WHAT IS EXPECTED: Every line that holds "одном" should be shown.
==== PROVIDED MATERIAL
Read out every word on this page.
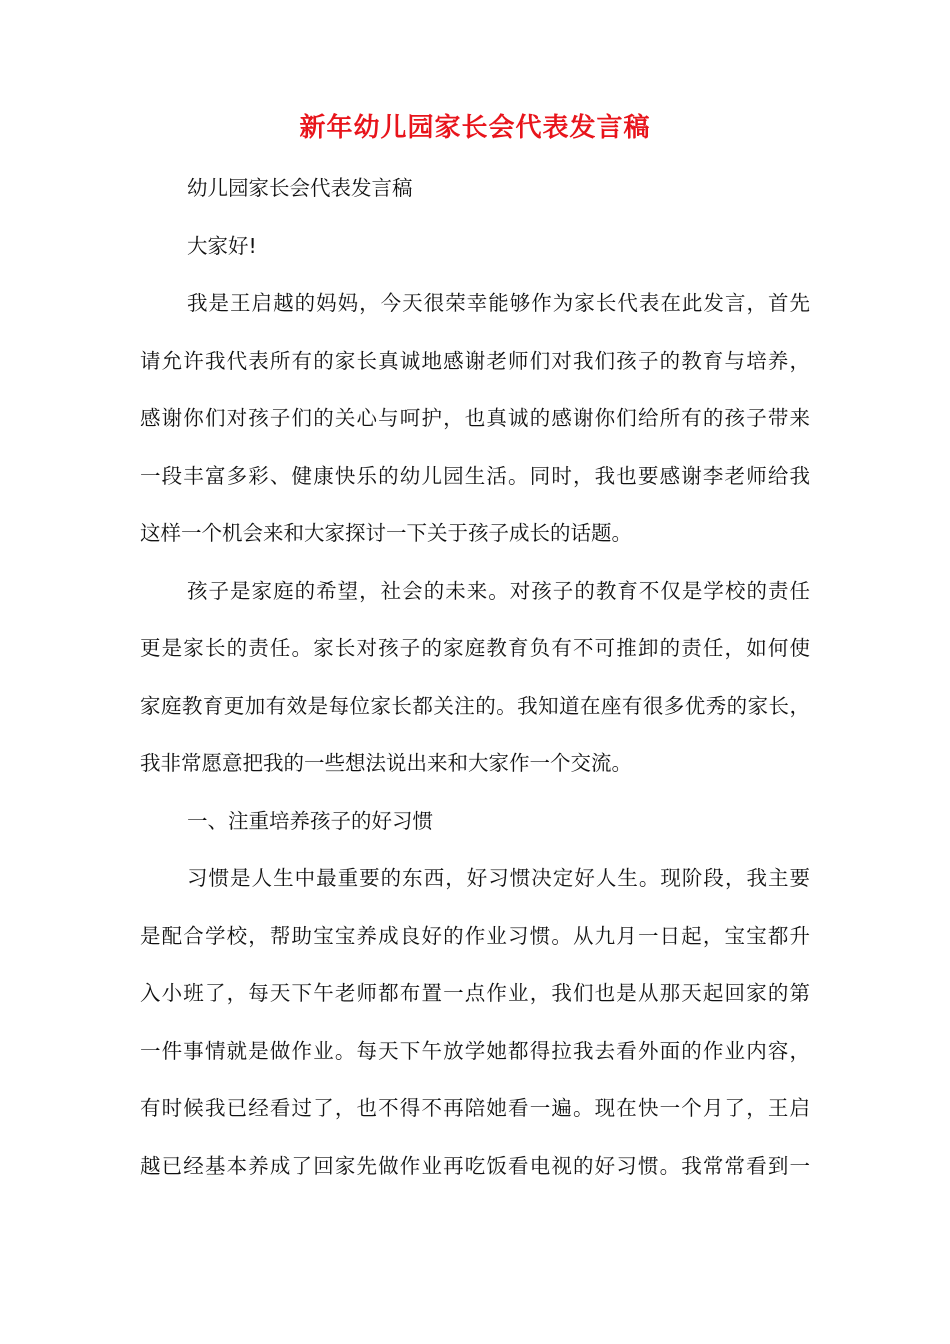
新年幼儿园家长会代表发言稿
幼儿园家长会代表发言稿
大家好!
我是王启越的妈妈，今天很荣幸能够作为家长代表在此发言，首先
请允许我代表所有的家长真诚地感谢老师们对我们孩子的教育与培养，
感谢你们对孩子们的关心与呵护，也真诚的感谢你们给所有的孩子带来
一段丰富多彩、健康快乐的幼儿园生活。同时，我也要感谢李老师给我
这样一个机会来和大家探讨一下关于孩子成长的话题。
孩子是家庭的希望，社会的未来。对孩子的教育不仅是学校的责任
更是家长的责任。家长对孩子的家庭教育负有不可推卸的责任，如何使
家庭教育更加有效是每位家长都关注的。我知道在座有很多优秀的家长，
我非常愿意把我的一些想法说出来和大家作一个交流。
一、注重培养孩子的好习惯
习惯是人生中最重要的东西，好习惯决定好人生。现阶段，我主要
是配合学校，帮助宝宝养成良好的作业习惯。从九月一日起，宝宝都升
入小班了，每天下午老师都布置一点作业，我们也是从那天起回家的第
一件事情就是做作业。每天下午放学她都得拉我去看外面的作业内容，
有时候我已经看过了，也不得不再陪她看一遍。现在快一个月了，王启
越已经基本养成了回家先做作业再吃饭看电视的好习惯。我常常看到一
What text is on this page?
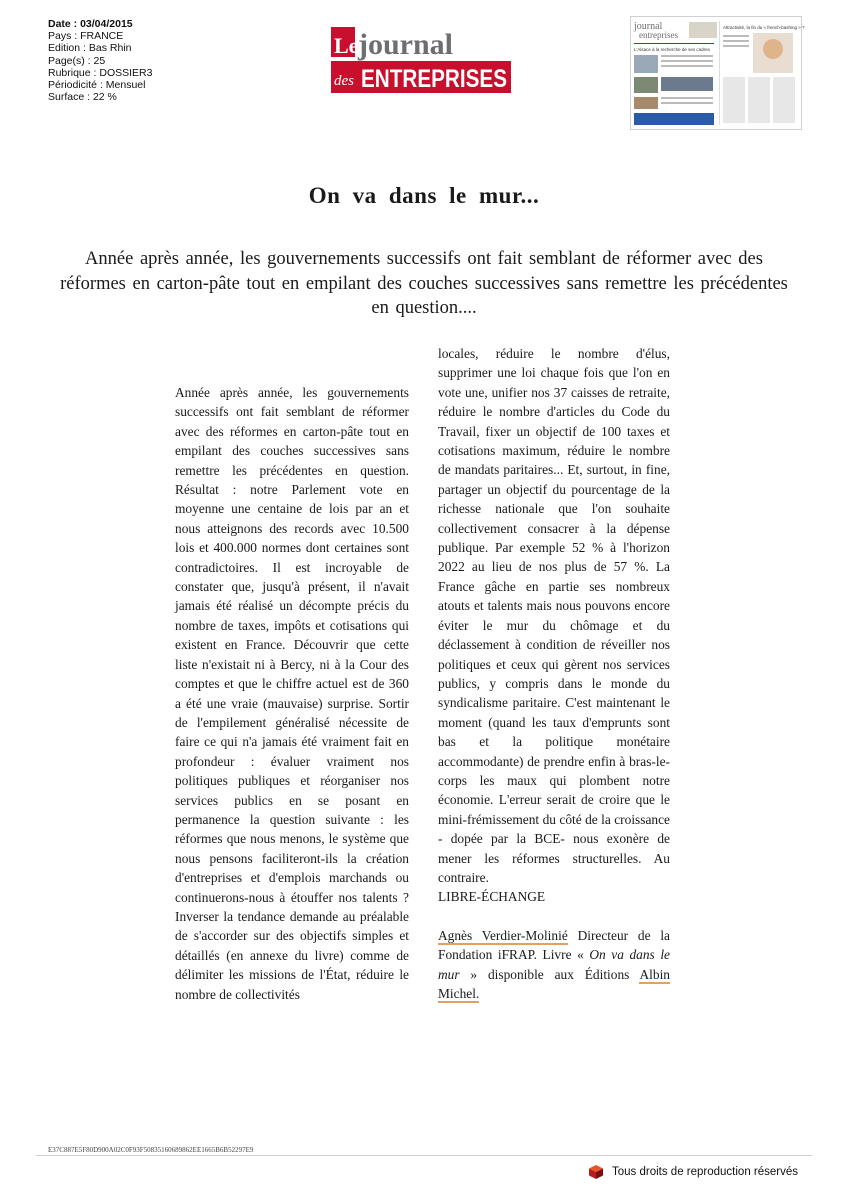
Date : 03/04/2015
Pays : FRANCE
Edition : Bas Rhin
Page(s) : 25
Rubrique : DOSSIER3
Périodicité : Mensuel
Surface : 22 %
Le journal
des ENTREPRISES
journal
entreprises
L'Alsace à la recherche de ses cadres
Attractivité, la fin du « french-bashing » ?
On va dans le mur...
Année après année, les gouvernements successifs ont fait semblant de réformer avec des réformes en carton-pâte tout en empilant des couches successives sans remettre les précédentes en question....

Année après année, les gouvernements successifs ont fait semblant de réformer avec des réformes en carton-pâte tout en empilant des couches successives sans remettre les précédentes en question. Résultat : notre Parlement vote en moyenne une centaine de lois par an et nous atteignons des records avec 10.500 lois et 400.000 normes dont certaines sont contradictoires. Il est incroyable de constater que, jusqu'à présent, il n'avait jamais été réalisé un décompte précis du nombre de taxes, impôts et cotisations qui existent en France. Découvrir que cette liste n'existait ni à Bercy, ni à la Cour des comptes et que le chiffre actuel est de 360 a été une vraie (mauvaise) surprise. Sortir de l'empilement généralisé nécessite de faire ce qui n'a jamais été vraiment fait en profondeur : évaluer vraiment nos politiques publiques et réorganiser nos services publics en se posant en permanence la question suivante : les réformes que nous menons, le système que nous pensons faciliteront-ils la création d'entreprises et d'emplois marchands ou continuerons-nous à étouffer nos talents ? Inverser la tendance demande au préalable de s'accorder sur des objectifs simples et détaillés (en annexe du livre) comme de délimiter les missions de l'État, réduire le nombre de collectivités

locales, réduire le nombre d'élus, supprimer une loi chaque fois que l'on en vote une, unifier nos 37 caisses de retraite, réduire le nombre d'articles du Code du Travail, fixer un objectif de 100 taxes et cotisations maximum, réduire le nombre de mandats paritaires... Et, surtout, in fine, partager un objectif du pourcentage de la richesse nationale que l'on souhaite collectivement consacrer à la dépense publique. Par exemple 52 % à l'horizon 2022 au lieu de nos plus de 57 %. La France gâche en partie ses nombreux atouts et talents mais nous pouvons encore éviter le mur du chômage et du déclassement à condition de réveiller nos politiques et ceux qui gèrent nos services publics, y compris dans le monde du syndicalisme paritaire. C'est maintenant le moment (quand les taux d'emprunts sont bas et la politique monétaire accommodante) de prendre enfin à bras-le-corps les maux qui plombent notre économie. L'erreur serait de croire que le mini-frémissement du côté de la croissance - dopée par la BCE- nous exonère de mener les réformes structurelles. Au contraire.

LIBRE-ÉCHANGE

Agnès Verdier-Molinié Directeur de la Fondation iFRAP. Livre « On va dans le mur » disponible aux Éditions Albin Michel.

E37C887E5F80D900A02C0F93F5083516068986​2EE1665B6B52297E9
Tous droits de reproduction réservés
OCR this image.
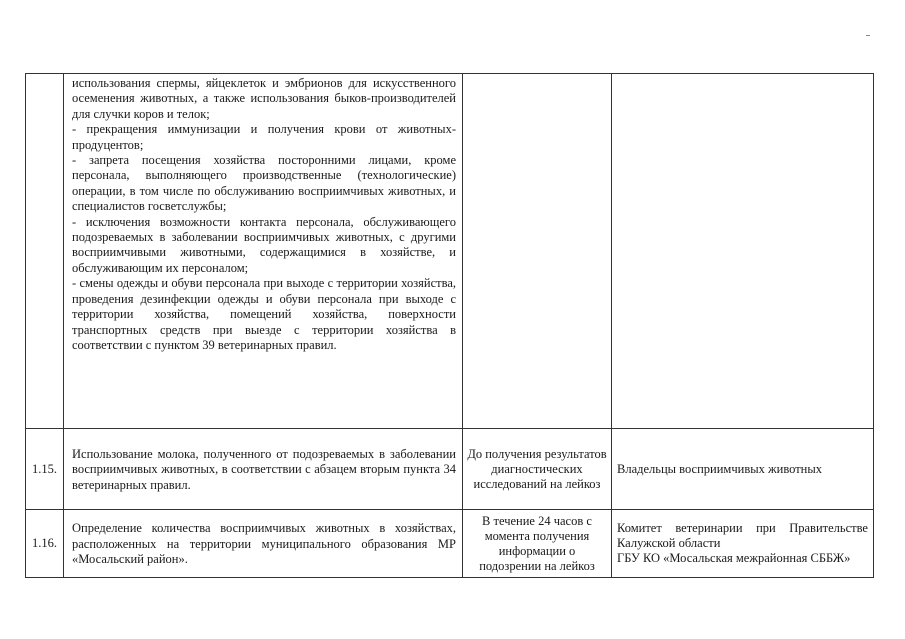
	использования спермы, яйцеклеток и эмбрионов для искусственного осеменения животных, а также использования быков-производителей для случки коров и телок;

- прекращения иммунизации и получения крови от животных-продуцентов;

- запрета посещения хозяйства посторонними лицами, кроме персонала, выполняющего производственные (технологические) операции, в том числе по обслуживанию восприимчивых животных, и специалистов госветслужбы;

- исключения возможности контакта персонала, обслуживающего подозреваемых в заболевании восприимчивых животных, с другими восприимчивыми животными, содержащимися в хозяйстве, и обслуживающим их персоналом;

- смены одежды и обуви персонала при выходе с территории хозяйства, проведения дезинфекции одежды и обуви персонала при выходе с территории хозяйства, помещений хозяйства, поверхности транспортных средств при выезде с территории хозяйства в соответствии с пунктом 39 ветеринарных правил.		

1.15.	Использование молока, полученного от подозреваемых в заболевании восприимчивых животных, в соответствии с абзацем вторым пункта 34 ветеринарных правил.	До получения результатов диагностических исследований на лейкоз	Владельцы восприимчивых животных
1.16.	Определение количества восприимчивых животных в хозяйствах, расположенных на территории муниципального образования МР «Мосальский район».	В течение 24 часов с момента получения информации о подозрении на лейкоз	Комитет ветеринарии при Правительстве Калужской области
ГБУ КО «Мосальская межрайонная СББЖ»
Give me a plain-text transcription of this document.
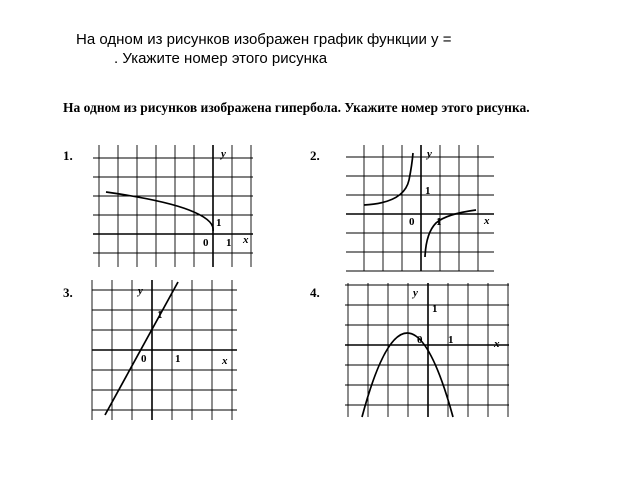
На одном из рисунков изображен график функции y =
. Укажите номер этого рисунка
На одном из рисунков изображена гипербола. Укажите номер этого рисунка.
1.	y
x
0 1
1
2.	y
x
0 1
1
3.	y
x
0	1
1
4.	y
x
0 1
1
========
TASK SOLUTION:
На одном из рисунков изображен график функции y =
На одном из рисунков изображена гипербола. Укажите номер этого рисунка.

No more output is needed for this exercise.